* PROVIDED RECORDS
::::::::
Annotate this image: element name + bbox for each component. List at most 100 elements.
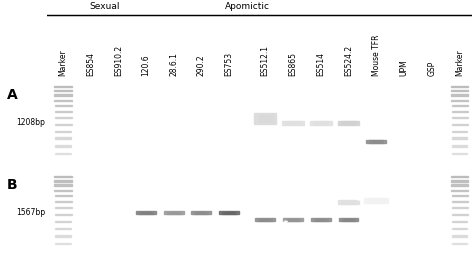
Bar bbox=[286, 219, 300, 221]
Bar bbox=[317, 219, 325, 220]
Bar bbox=[452, 105, 467, 106]
Bar bbox=[372, 200, 381, 201]
Bar bbox=[452, 207, 467, 208]
Bar bbox=[136, 211, 156, 214]
Bar bbox=[344, 201, 353, 203]
Bar bbox=[55, 214, 72, 215]
Bar bbox=[139, 212, 153, 214]
Bar bbox=[337, 121, 359, 125]
Bar bbox=[55, 185, 72, 186]
Bar bbox=[285, 121, 301, 124]
Text: ES854: ES854 bbox=[86, 52, 95, 76]
Bar bbox=[342, 219, 356, 221]
Bar bbox=[451, 176, 468, 177]
Bar bbox=[55, 100, 72, 101]
Bar bbox=[341, 121, 356, 124]
Bar bbox=[163, 121, 184, 125]
Bar bbox=[55, 90, 72, 92]
Bar bbox=[341, 201, 356, 204]
Bar bbox=[345, 219, 353, 220]
Bar bbox=[219, 211, 239, 214]
Bar bbox=[451, 86, 468, 87]
Bar bbox=[452, 228, 467, 229]
Text: 1208bp: 1208bp bbox=[16, 118, 45, 127]
Bar bbox=[142, 212, 150, 213]
Text: A/B: A/B bbox=[357, 186, 400, 200]
Bar bbox=[254, 113, 276, 123]
Bar bbox=[368, 199, 385, 202]
Bar bbox=[197, 122, 206, 123]
Bar bbox=[289, 122, 297, 123]
Text: GSP: GSP bbox=[428, 61, 437, 76]
Bar bbox=[55, 138, 71, 139]
Bar bbox=[369, 140, 383, 143]
Bar bbox=[55, 111, 72, 112]
Bar bbox=[452, 235, 467, 237]
Bar bbox=[452, 214, 467, 215]
Bar bbox=[313, 121, 328, 124]
Bar bbox=[55, 228, 71, 229]
Text: 290.2: 290.2 bbox=[197, 55, 206, 76]
Bar bbox=[451, 100, 468, 101]
Bar bbox=[368, 108, 385, 120]
Bar bbox=[366, 140, 386, 143]
Bar bbox=[55, 176, 72, 177]
Bar bbox=[55, 180, 72, 182]
Text: Sexual: Sexual bbox=[90, 2, 120, 11]
Text: 120.6: 120.6 bbox=[142, 55, 151, 76]
Bar bbox=[451, 90, 468, 92]
Bar bbox=[55, 117, 72, 118]
Bar bbox=[258, 219, 272, 221]
Text: 1567bp: 1567bp bbox=[16, 208, 45, 217]
Text: ES512.1: ES512.1 bbox=[261, 45, 270, 76]
Bar bbox=[452, 201, 467, 202]
Bar bbox=[194, 121, 209, 124]
Bar bbox=[289, 219, 297, 220]
Bar bbox=[452, 195, 467, 196]
Bar bbox=[452, 117, 467, 118]
Bar bbox=[138, 121, 154, 124]
Bar bbox=[261, 219, 269, 220]
Bar bbox=[164, 211, 183, 214]
Bar bbox=[197, 212, 205, 213]
Text: ES865: ES865 bbox=[289, 52, 298, 76]
Text: Marker: Marker bbox=[455, 50, 464, 76]
Bar bbox=[194, 212, 208, 214]
Bar bbox=[55, 145, 71, 147]
Text: B: B bbox=[7, 178, 18, 192]
Bar bbox=[451, 190, 468, 191]
Bar bbox=[372, 111, 381, 117]
Bar bbox=[55, 195, 72, 196]
Bar bbox=[452, 130, 467, 132]
Bar bbox=[170, 212, 178, 213]
Bar bbox=[452, 145, 467, 147]
Bar bbox=[55, 124, 72, 125]
Bar bbox=[261, 116, 270, 120]
Bar bbox=[55, 190, 72, 191]
Text: Marker: Marker bbox=[59, 50, 68, 76]
Bar bbox=[142, 122, 150, 123]
Bar bbox=[451, 180, 468, 182]
Bar bbox=[316, 122, 325, 123]
Bar bbox=[451, 94, 468, 96]
Bar bbox=[283, 218, 303, 221]
Bar bbox=[55, 130, 71, 132]
Text: ES524.2: ES524.2 bbox=[344, 45, 353, 76]
Bar bbox=[169, 122, 178, 123]
Bar bbox=[373, 141, 380, 142]
Bar bbox=[55, 221, 71, 222]
Bar bbox=[365, 105, 388, 123]
Bar bbox=[257, 115, 273, 122]
Text: UPM: UPM bbox=[400, 60, 409, 76]
Bar bbox=[55, 235, 71, 237]
Bar bbox=[452, 243, 467, 244]
Bar bbox=[365, 198, 388, 203]
Text: Apomictic: Apomictic bbox=[225, 2, 270, 11]
Bar bbox=[55, 201, 72, 202]
Bar bbox=[167, 212, 181, 214]
Bar bbox=[55, 94, 72, 96]
Bar bbox=[452, 124, 467, 125]
Bar bbox=[55, 105, 72, 106]
Bar bbox=[310, 121, 332, 125]
Bar bbox=[135, 121, 157, 125]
::::::::
* PROMPT
Reproduce every row above word for word, omitting the pictures.

* FULL OUTPUT
Annotate this image: element name + bbox for each component. List at most 100 elements.
Bar bbox=[286, 219, 300, 221]
Bar bbox=[317, 219, 325, 220]
Bar bbox=[452, 105, 467, 106]
Bar bbox=[372, 200, 381, 201]
Bar bbox=[452, 207, 467, 208]
Bar bbox=[136, 211, 156, 214]
Bar bbox=[344, 201, 353, 203]
Bar bbox=[55, 214, 72, 215]
Bar bbox=[139, 212, 153, 214]
Bar bbox=[337, 121, 359, 125]
Bar bbox=[55, 185, 72, 186]
Bar bbox=[285, 121, 301, 124]
Text: ES854: ES854 bbox=[86, 52, 95, 76]
Bar bbox=[342, 219, 356, 221]
Bar bbox=[451, 176, 468, 177]
Bar bbox=[55, 100, 72, 101]
Bar bbox=[341, 121, 356, 124]
Bar bbox=[163, 121, 184, 125]
Bar bbox=[55, 90, 72, 92]
Bar bbox=[341, 201, 356, 204]
Bar bbox=[345, 219, 353, 220]
Bar bbox=[219, 211, 239, 214]
Bar bbox=[451, 86, 468, 87]
Bar bbox=[452, 228, 467, 229]
Text: 1208bp: 1208bp bbox=[16, 118, 45, 127]
Bar bbox=[142, 212, 150, 213]
Text: A/B: A/B bbox=[357, 186, 400, 200]
Bar bbox=[254, 113, 276, 123]
Bar bbox=[368, 199, 385, 202]
Bar bbox=[197, 122, 206, 123]
Bar bbox=[289, 122, 297, 123]
Text: GSP: GSP bbox=[428, 61, 437, 76]
Bar bbox=[55, 138, 71, 139]
Bar bbox=[369, 140, 383, 143]
Bar bbox=[55, 111, 72, 112]
Bar bbox=[452, 235, 467, 237]
Bar bbox=[452, 214, 467, 215]
Bar bbox=[313, 121, 328, 124]
Bar bbox=[55, 228, 71, 229]
Text: 290.2: 290.2 bbox=[197, 55, 206, 76]
Bar bbox=[451, 100, 468, 101]
Bar bbox=[368, 108, 385, 120]
Bar bbox=[366, 140, 386, 143]
Bar bbox=[55, 176, 72, 177]
Bar bbox=[55, 180, 72, 182]
Text: Sexual: Sexual bbox=[90, 2, 120, 11]
Text: 120.6: 120.6 bbox=[142, 55, 151, 76]
Bar bbox=[451, 90, 468, 92]
Bar bbox=[55, 117, 72, 118]
Bar bbox=[258, 219, 272, 221]
Text: 1567bp: 1567bp bbox=[16, 208, 45, 217]
Text: ES512.1: ES512.1 bbox=[261, 45, 270, 76]
Bar bbox=[452, 201, 467, 202]
Bar bbox=[194, 121, 209, 124]
Bar bbox=[289, 219, 297, 220]
Bar bbox=[452, 195, 467, 196]
Bar bbox=[452, 117, 467, 118]
Bar bbox=[138, 121, 154, 124]
Bar bbox=[261, 219, 269, 220]
Bar bbox=[164, 211, 183, 214]
Bar bbox=[197, 212, 205, 213]
Text: ES865: ES865 bbox=[289, 52, 298, 76]
Text: Marker: Marker bbox=[455, 50, 464, 76]
Bar bbox=[194, 212, 208, 214]
Bar bbox=[55, 145, 71, 147]
Text: B: B bbox=[7, 178, 18, 192]
Bar bbox=[451, 190, 468, 191]
Bar bbox=[372, 111, 381, 117]
Bar bbox=[55, 195, 72, 196]
Bar bbox=[452, 130, 467, 132]
Bar bbox=[170, 212, 178, 213]
Bar bbox=[452, 145, 467, 147]
Bar bbox=[55, 124, 72, 125]
Bar bbox=[261, 116, 270, 120]
Bar bbox=[55, 190, 72, 191]
Text: Marker: Marker bbox=[59, 50, 68, 76]
Bar bbox=[142, 122, 150, 123]
Bar bbox=[451, 180, 468, 182]
Bar bbox=[316, 122, 325, 123]
Bar bbox=[451, 94, 468, 96]
Bar bbox=[283, 218, 303, 221]
Bar bbox=[55, 130, 71, 132]
Text: ES524.2: ES524.2 bbox=[344, 45, 353, 76]
Bar bbox=[169, 122, 178, 123]
Bar bbox=[373, 141, 380, 142]
Bar bbox=[55, 221, 71, 222]
Bar bbox=[365, 105, 388, 123]
Bar bbox=[257, 115, 273, 122]
Text: UPM: UPM bbox=[400, 60, 409, 76]
Bar bbox=[55, 235, 71, 237]
Bar bbox=[452, 243, 467, 244]
Bar bbox=[365, 198, 388, 203]
Text: Apomictic: Apomictic bbox=[225, 2, 270, 11]
Bar bbox=[55, 201, 72, 202]
Bar bbox=[167, 212, 181, 214]
Bar bbox=[55, 94, 72, 96]
Bar bbox=[452, 124, 467, 125]
Bar bbox=[55, 105, 72, 106]
Bar bbox=[310, 121, 332, 125]
Bar bbox=[135, 121, 157, 125]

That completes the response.